Start of Data rows

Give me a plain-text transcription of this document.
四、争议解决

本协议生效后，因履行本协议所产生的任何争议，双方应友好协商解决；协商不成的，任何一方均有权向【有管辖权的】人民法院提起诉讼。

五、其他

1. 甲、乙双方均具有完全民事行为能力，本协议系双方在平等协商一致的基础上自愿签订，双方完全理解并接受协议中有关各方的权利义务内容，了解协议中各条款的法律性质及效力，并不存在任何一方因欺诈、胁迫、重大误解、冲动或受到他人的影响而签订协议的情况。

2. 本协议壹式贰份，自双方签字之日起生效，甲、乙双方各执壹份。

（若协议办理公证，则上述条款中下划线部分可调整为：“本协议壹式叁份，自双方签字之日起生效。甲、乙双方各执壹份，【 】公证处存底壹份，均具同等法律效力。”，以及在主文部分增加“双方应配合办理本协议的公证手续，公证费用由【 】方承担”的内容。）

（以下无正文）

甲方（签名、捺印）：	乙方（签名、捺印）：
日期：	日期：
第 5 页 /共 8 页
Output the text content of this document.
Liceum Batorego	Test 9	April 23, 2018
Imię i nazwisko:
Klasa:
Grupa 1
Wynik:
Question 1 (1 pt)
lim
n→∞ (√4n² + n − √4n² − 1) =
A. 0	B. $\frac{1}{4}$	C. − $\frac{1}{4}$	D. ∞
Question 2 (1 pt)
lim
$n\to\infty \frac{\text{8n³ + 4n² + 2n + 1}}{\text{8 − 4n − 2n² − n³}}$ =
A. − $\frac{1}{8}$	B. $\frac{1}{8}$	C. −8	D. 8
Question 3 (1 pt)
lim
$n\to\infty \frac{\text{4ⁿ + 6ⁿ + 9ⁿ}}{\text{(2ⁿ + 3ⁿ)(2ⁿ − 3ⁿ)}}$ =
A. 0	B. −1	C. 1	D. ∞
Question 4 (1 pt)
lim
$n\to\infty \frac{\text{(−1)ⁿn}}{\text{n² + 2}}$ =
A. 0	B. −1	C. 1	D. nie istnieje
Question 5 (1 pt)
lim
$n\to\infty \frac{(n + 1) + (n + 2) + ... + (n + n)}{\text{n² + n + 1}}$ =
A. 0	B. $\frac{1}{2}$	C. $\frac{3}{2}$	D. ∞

End of Data rows

• [Problem statement]: The whole listing above needs to be written out again exactly.

• [Response below]:
Give me a plain-text transcription of this document.
四、争议解决

本协议生效后，因履行本协议所产生的任何争议，双方应友好协商解决；协商不成的，任何一方均有权向【有管辖权的】人民法院提起诉讼。

五、其他

1. 甲、乙双方均具有完全民事行为能力，本协议系双方在平等协商一致的基础上自愿签订，双方完全理解并接受协议中有关各方的权利义务内容，了解协议中各条款的法律性质及效力，并不存在任何一方因欺诈、胁迫、重大误解、冲动或受到他人的影响而签订协议的情况。

2. 本协议壹式贰份，自双方签字之日起生效，甲、乙双方各执壹份。

（若协议办理公证，则上述条款中下划线部分可调整为：“本协议壹式叁份，自双方签字之日起生效。甲、乙双方各执壹份，【 】公证处存底壹份，均具同等法律效力。”，以及在主文部分增加“双方应配合办理本协议的公证手续，公证费用由【 】方承担”的内容。）

（以下无正文）

甲方（签名、捺印）：	乙方（签名、捺印）：
日期：	日期：
第 5 页 /共 8 页
Output the text content of this document.
Liceum Batorego	Test 9	April 23, 2018
Imię i nazwisko:
Klasa:
Grupa 1
Wynik:
Question 1 (1 pt)
lim
n→∞ (√4n² + n − √4n² − 1) =
A. 0	B. $\frac{1}{4}$	C. − $\frac{1}{4}$	D. ∞
Question 2 (1 pt)
lim
$n\to\infty \frac{\text{8n³ + 4n² + 2n + 1}}{\text{8 − 4n − 2n² − n³}}$ =
A. − $\frac{1}{8}$	B. $\frac{1}{8}$	C. −8	D. 8
Question 3 (1 pt)
lim
$n\to\infty \frac{\text{4ⁿ + 6ⁿ + 9ⁿ}}{\text{(2ⁿ + 3ⁿ)(2ⁿ − 3ⁿ)}}$ =
A. 0	B. −1	C. 1	D. ∞
Question 4 (1 pt)
lim
$n\to\infty \frac{\text{(−1)ⁿn}}{\text{n² + 2}}$ =
A. 0	B. −1	C. 1	D. nie istnieje
Question 5 (1 pt)
lim
$n\to\infty \frac{(n + 1) + (n + 2) + ... + (n + n)}{\text{n² + n + 1}}$ =
A. 0	B. $\frac{1}{2}$	C. $\frac{3}{2}$	D. ∞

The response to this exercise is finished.